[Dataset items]
******************************

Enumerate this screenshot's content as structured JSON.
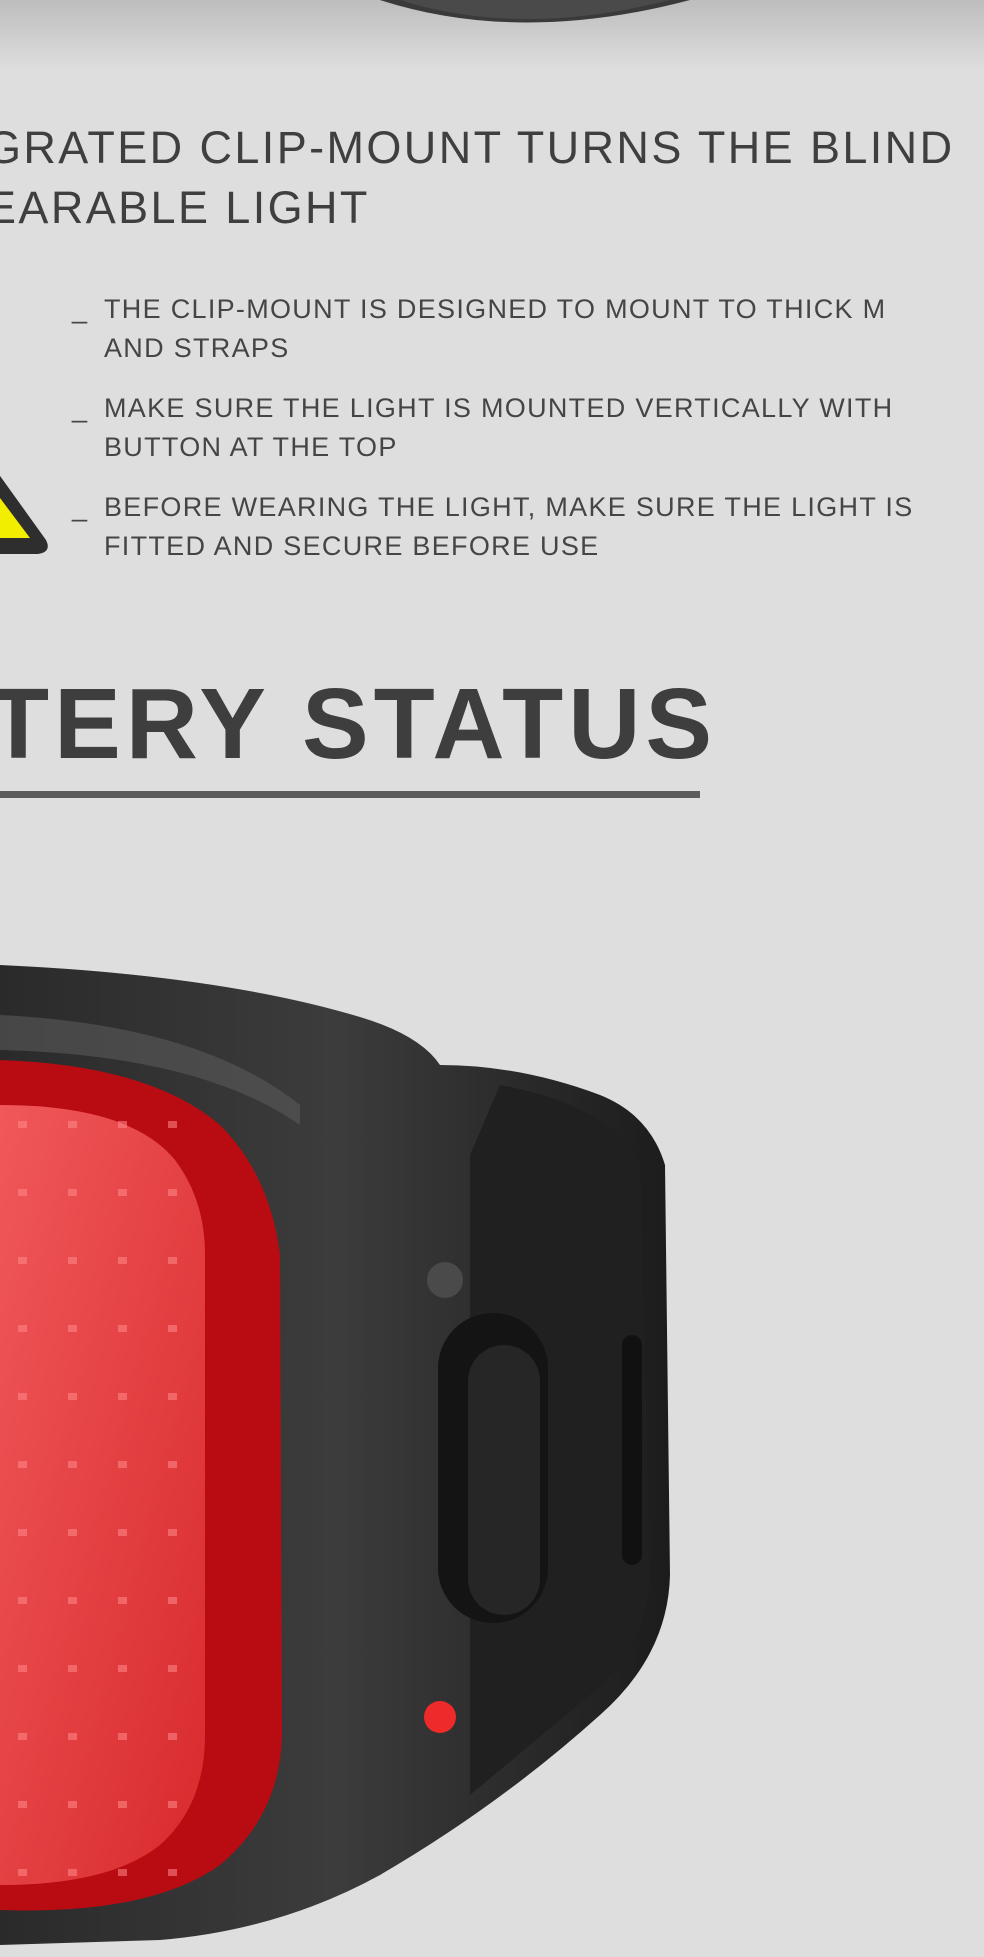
{
  "headline": {
    "line1": "GRATED CLIP-MOUNT TURNS THE BLIND",
    "line2": "EARABLE LIGHT"
  },
  "bullets": [
    {
      "dash": "_",
      "line1": "THE CLIP-MOUNT IS DESIGNED TO MOUNT TO THICK M",
      "line2": "AND STRAPS"
    },
    {
      "dash": "_",
      "line1": "MAKE SURE THE LIGHT IS MOUNTED VERTICALLY WITH",
      "line2": "BUTTON AT THE TOP"
    },
    {
      "dash": "_",
      "line1": "BEFORE WEARING THE LIGHT, MAKE SURE THE LIGHT IS",
      "line2": "FITTED AND SECURE BEFORE USE"
    }
  ],
  "section": {
    "title": "TERY STATUS"
  },
  "icons": {
    "warning": "warning-triangle-icon"
  },
  "colors": {
    "background": "#dedede",
    "text": "#3d3d3d",
    "warning_yellow": "#f2ee00",
    "light_red": "#e8141b"
  }
}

******************************

(Description of the task) Repeat the data exactly, dropping every picture it holds.

(Result of this task)
Enumerate this screenshot's content as structured JSON.
{
  "headline": {
    "line1": "GRATED CLIP-MOUNT TURNS THE BLIND",
    "line2": "EARABLE LIGHT"
  },
  "bullets": [
    {
      "dash": "_",
      "line1": "THE CLIP-MOUNT IS DESIGNED TO MOUNT TO THICK M",
      "line2": "AND STRAPS"
    },
    {
      "dash": "_",
      "line1": "MAKE SURE THE LIGHT IS MOUNTED VERTICALLY WITH",
      "line2": "BUTTON AT THE TOP"
    },
    {
      "dash": "_",
      "line1": "BEFORE WEARING THE LIGHT, MAKE SURE THE LIGHT IS",
      "line2": "FITTED AND SECURE BEFORE USE"
    }
  ],
  "section": {
    "title": "TERY STATUS"
  },
  "icons": {
    "warning": "warning-triangle-icon"
  },
  "colors": {
    "background": "#dedede",
    "text": "#3d3d3d",
    "warning_yellow": "#f2ee00",
    "light_red": "#e8141b"
  }
}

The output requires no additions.